REQUIRED WORK
The entries below are to be written out again without alteration.

* start RECORD EXCERPTS *

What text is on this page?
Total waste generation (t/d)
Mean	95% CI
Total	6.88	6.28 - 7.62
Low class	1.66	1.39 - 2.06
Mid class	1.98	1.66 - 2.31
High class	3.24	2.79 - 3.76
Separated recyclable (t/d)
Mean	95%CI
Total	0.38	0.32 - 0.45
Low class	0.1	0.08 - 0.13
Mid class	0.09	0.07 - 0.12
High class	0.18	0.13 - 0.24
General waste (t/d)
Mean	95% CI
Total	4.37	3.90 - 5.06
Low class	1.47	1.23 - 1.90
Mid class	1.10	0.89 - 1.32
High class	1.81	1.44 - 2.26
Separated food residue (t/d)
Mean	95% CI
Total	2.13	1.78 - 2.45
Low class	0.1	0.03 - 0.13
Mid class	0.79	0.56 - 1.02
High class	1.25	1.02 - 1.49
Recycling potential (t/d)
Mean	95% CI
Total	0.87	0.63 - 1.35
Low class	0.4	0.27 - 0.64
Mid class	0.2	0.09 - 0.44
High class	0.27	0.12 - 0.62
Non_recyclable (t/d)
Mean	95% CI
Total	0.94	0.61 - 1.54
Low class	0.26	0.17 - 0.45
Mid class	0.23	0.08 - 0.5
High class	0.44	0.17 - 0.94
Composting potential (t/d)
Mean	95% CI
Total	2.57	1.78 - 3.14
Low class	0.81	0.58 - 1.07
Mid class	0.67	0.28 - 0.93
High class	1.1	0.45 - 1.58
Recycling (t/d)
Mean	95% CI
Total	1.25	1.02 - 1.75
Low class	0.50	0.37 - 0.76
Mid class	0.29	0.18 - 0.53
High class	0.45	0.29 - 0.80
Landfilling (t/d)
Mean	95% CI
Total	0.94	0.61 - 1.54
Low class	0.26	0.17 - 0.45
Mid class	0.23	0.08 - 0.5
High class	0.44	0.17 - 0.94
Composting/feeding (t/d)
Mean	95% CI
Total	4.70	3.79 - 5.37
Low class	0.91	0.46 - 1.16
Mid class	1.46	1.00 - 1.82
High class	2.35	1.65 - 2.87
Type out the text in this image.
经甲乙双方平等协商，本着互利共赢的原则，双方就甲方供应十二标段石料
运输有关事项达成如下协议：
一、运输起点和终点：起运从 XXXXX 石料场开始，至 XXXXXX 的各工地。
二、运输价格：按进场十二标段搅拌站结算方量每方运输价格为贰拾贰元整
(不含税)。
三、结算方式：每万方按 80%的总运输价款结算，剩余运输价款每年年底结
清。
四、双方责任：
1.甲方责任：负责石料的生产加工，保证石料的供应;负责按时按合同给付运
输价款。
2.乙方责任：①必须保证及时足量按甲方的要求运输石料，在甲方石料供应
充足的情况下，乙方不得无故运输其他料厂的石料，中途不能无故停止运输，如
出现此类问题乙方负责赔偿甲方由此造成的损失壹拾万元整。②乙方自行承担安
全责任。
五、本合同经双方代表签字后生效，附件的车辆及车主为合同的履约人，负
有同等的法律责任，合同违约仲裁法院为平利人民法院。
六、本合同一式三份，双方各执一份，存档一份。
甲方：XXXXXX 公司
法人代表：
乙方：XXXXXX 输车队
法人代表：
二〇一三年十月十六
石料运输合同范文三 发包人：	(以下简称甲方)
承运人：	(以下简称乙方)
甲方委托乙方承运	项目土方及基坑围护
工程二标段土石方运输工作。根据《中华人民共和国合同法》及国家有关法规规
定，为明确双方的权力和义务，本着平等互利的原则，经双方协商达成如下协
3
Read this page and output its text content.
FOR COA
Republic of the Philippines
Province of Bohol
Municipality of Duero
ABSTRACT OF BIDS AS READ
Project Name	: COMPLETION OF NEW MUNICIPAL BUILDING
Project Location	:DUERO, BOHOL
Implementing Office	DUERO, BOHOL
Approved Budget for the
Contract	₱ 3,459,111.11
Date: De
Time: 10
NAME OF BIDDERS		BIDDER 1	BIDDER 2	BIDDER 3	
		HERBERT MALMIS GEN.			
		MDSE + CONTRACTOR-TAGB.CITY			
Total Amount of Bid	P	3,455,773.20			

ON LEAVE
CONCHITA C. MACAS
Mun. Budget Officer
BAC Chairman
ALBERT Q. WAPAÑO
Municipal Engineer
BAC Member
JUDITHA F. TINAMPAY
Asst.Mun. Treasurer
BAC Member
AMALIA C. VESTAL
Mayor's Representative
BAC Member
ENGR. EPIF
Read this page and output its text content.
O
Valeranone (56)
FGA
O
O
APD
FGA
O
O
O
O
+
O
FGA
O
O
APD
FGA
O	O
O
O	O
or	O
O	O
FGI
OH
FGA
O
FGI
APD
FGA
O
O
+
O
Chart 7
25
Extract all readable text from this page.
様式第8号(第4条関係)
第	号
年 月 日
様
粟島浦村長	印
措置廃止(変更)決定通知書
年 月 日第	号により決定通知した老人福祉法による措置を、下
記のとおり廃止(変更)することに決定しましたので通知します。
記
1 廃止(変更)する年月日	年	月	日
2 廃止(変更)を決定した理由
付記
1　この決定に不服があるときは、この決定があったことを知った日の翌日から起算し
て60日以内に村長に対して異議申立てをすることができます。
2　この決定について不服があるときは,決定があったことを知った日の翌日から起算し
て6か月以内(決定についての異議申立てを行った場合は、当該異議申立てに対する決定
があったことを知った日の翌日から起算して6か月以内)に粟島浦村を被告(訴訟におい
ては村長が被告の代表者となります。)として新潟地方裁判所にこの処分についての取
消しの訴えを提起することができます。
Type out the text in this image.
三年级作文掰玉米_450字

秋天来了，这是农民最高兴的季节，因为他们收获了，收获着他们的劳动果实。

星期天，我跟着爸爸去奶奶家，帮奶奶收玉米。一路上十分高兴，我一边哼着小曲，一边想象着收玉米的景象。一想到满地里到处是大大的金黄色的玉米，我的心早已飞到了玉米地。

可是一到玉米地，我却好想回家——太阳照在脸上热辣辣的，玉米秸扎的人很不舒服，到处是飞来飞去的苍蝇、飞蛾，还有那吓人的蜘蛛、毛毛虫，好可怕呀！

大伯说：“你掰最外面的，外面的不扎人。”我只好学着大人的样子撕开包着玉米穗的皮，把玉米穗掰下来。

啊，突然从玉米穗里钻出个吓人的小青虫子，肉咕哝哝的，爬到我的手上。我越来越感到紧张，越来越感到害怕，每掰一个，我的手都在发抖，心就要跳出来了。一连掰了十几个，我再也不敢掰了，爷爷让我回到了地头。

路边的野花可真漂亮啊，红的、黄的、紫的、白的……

* end RECORD EXCERPTS *

RESPONSE TO THIS EXERCISE
What text is on this page?
Total waste generation (t/d)
Mean	95% CI
Total	6.88	6.28 - 7.62
Low class	1.66	1.39 - 2.06
Mid class	1.98	1.66 - 2.31
High class	3.24	2.79 - 3.76
Separated recyclable (t/d)
Mean	95%CI
Total	0.38	0.32 - 0.45
Low class	0.1	0.08 - 0.13
Mid class	0.09	0.07 - 0.12
High class	0.18	0.13 - 0.24
General waste (t/d)
Mean	95% CI
Total	4.37	3.90 - 5.06
Low class	1.47	1.23 - 1.90
Mid class	1.10	0.89 - 1.32
High class	1.81	1.44 - 2.26
Separated food residue (t/d)
Mean	95% CI
Total	2.13	1.78 - 2.45
Low class	0.1	0.03 - 0.13
Mid class	0.79	0.56 - 1.02
High class	1.25	1.02 - 1.49
Recycling potential (t/d)
Mean	95% CI
Total	0.87	0.63 - 1.35
Low class	0.4	0.27 - 0.64
Mid class	0.2	0.09 - 0.44
High class	0.27	0.12 - 0.62
Non_recyclable (t/d)
Mean	95% CI
Total	0.94	0.61 - 1.54
Low class	0.26	0.17 - 0.45
Mid class	0.23	0.08 - 0.5
High class	0.44	0.17 - 0.94
Composting potential (t/d)
Mean	95% CI
Total	2.57	1.78 - 3.14
Low class	0.81	0.58 - 1.07
Mid class	0.67	0.28 - 0.93
High class	1.1	0.45 - 1.58
Recycling (t/d)
Mean	95% CI
Total	1.25	1.02 - 1.75
Low class	0.50	0.37 - 0.76
Mid class	0.29	0.18 - 0.53
High class	0.45	0.29 - 0.80
Landfilling (t/d)
Mean	95% CI
Total	0.94	0.61 - 1.54
Low class	0.26	0.17 - 0.45
Mid class	0.23	0.08 - 0.5
High class	0.44	0.17 - 0.94
Composting/feeding (t/d)
Mean	95% CI
Total	4.70	3.79 - 5.37
Low class	0.91	0.46 - 1.16
Mid class	1.46	1.00 - 1.82
High class	2.35	1.65 - 2.87
Type out the text in this image.
经甲乙双方平等协商，本着互利共赢的原则，双方就甲方供应十二标段石料
运输有关事项达成如下协议：
一、运输起点和终点：起运从 XXXXX 石料场开始，至 XXXXXX 的各工地。
二、运输价格：按进场十二标段搅拌站结算方量每方运输价格为贰拾贰元整
(不含税)。
三、结算方式：每万方按 80%的总运输价款结算，剩余运输价款每年年底结
清。
四、双方责任：
1.甲方责任：负责石料的生产加工，保证石料的供应;负责按时按合同给付运
输价款。
2.乙方责任：①必须保证及时足量按甲方的要求运输石料，在甲方石料供应
充足的情况下，乙方不得无故运输其他料厂的石料，中途不能无故停止运输，如
出现此类问题乙方负责赔偿甲方由此造成的损失壹拾万元整。②乙方自行承担安
全责任。
五、本合同经双方代表签字后生效，附件的车辆及车主为合同的履约人，负
有同等的法律责任，合同违约仲裁法院为平利人民法院。
六、本合同一式三份，双方各执一份，存档一份。
甲方：XXXXXX 公司
法人代表：
乙方：XXXXXX 输车队
法人代表：
二〇一三年十月十六
石料运输合同范文三 发包人：	(以下简称甲方)
承运人：	(以下简称乙方)
甲方委托乙方承运	项目土方及基坑围护
工程二标段土石方运输工作。根据《中华人民共和国合同法》及国家有关法规规
定，为明确双方的权力和义务，本着平等互利的原则，经双方协商达成如下协
3
Read this page and output its text content.
FOR COA
Republic of the Philippines
Province of Bohol
Municipality of Duero
ABSTRACT OF BIDS AS READ
Project Name	: COMPLETION OF NEW MUNICIPAL BUILDING
Project Location	:DUERO, BOHOL
Implementing Office	DUERO, BOHOL
Approved Budget for the
Contract	₱ 3,459,111.11
Date: De
Time: 10
NAME OF BIDDERS		BIDDER 1	BIDDER 2	BIDDER 3	
		HERBERT MALMIS GEN.			
		MDSE + CONTRACTOR-TAGB.CITY			
Total Amount of Bid	P	3,455,773.20			

ON LEAVE
CONCHITA C. MACAS
Mun. Budget Officer
BAC Chairman
ALBERT Q. WAPAÑO
Municipal Engineer
BAC Member
JUDITHA F. TINAMPAY
Asst.Mun. Treasurer
BAC Member
AMALIA C. VESTAL
Mayor's Representative
BAC Member
ENGR. EPIF
Read this page and output its text content.
O
Valeranone (56)
FGA
O
O
APD
FGA
O
O
O
O
+
O
FGA
O
O
APD
FGA
O	O
O
O	O
or	O
O	O
FGI
OH
FGA
O
FGI
APD
FGA
O
O
+
O
Chart 7
25
Extract all readable text from this page.
様式第8号(第4条関係)
第	号
年 月 日
様
粟島浦村長	印
措置廃止(変更)決定通知書
年 月 日第	号により決定通知した老人福祉法による措置を、下
記のとおり廃止(変更)することに決定しましたので通知します。
記
1 廃止(変更)する年月日	年	月	日
2 廃止(変更)を決定した理由
付記
1　この決定に不服があるときは、この決定があったことを知った日の翌日から起算し
て60日以内に村長に対して異議申立てをすることができます。
2　この決定について不服があるときは,決定があったことを知った日の翌日から起算し
て6か月以内(決定についての異議申立てを行った場合は、当該異議申立てに対する決定
があったことを知った日の翌日から起算して6か月以内)に粟島浦村を被告(訴訟におい
ては村長が被告の代表者となります。)として新潟地方裁判所にこの処分についての取
消しの訴えを提起することができます。
Type out the text in this image.
三年级作文掰玉米_450字

秋天来了，这是农民最高兴的季节，因为他们收获了，收获着他们的劳动果实。

星期天，我跟着爸爸去奶奶家，帮奶奶收玉米。一路上十分高兴，我一边哼着小曲，一边想象着收玉米的景象。一想到满地里到处是大大的金黄色的玉米，我的心早已飞到了玉米地。

可是一到玉米地，我却好想回家——太阳照在脸上热辣辣的，玉米秸扎的人很不舒服，到处是飞来飞去的苍蝇、飞蛾，还有那吓人的蜘蛛、毛毛虫，好可怕呀！

大伯说：“你掰最外面的，外面的不扎人。”我只好学着大人的样子撕开包着玉米穗的皮，把玉米穗掰下来。

啊，突然从玉米穗里钻出个吓人的小青虫子，肉咕哝哝的，爬到我的手上。我越来越感到紧张，越来越感到害怕，每掰一个，我的手都在发抖，心就要跳出来了。一连掰了十几个，我再也不敢掰了，爷爷让我回到了地头。

路边的野花可真漂亮啊，红的、黄的、紫的、白的……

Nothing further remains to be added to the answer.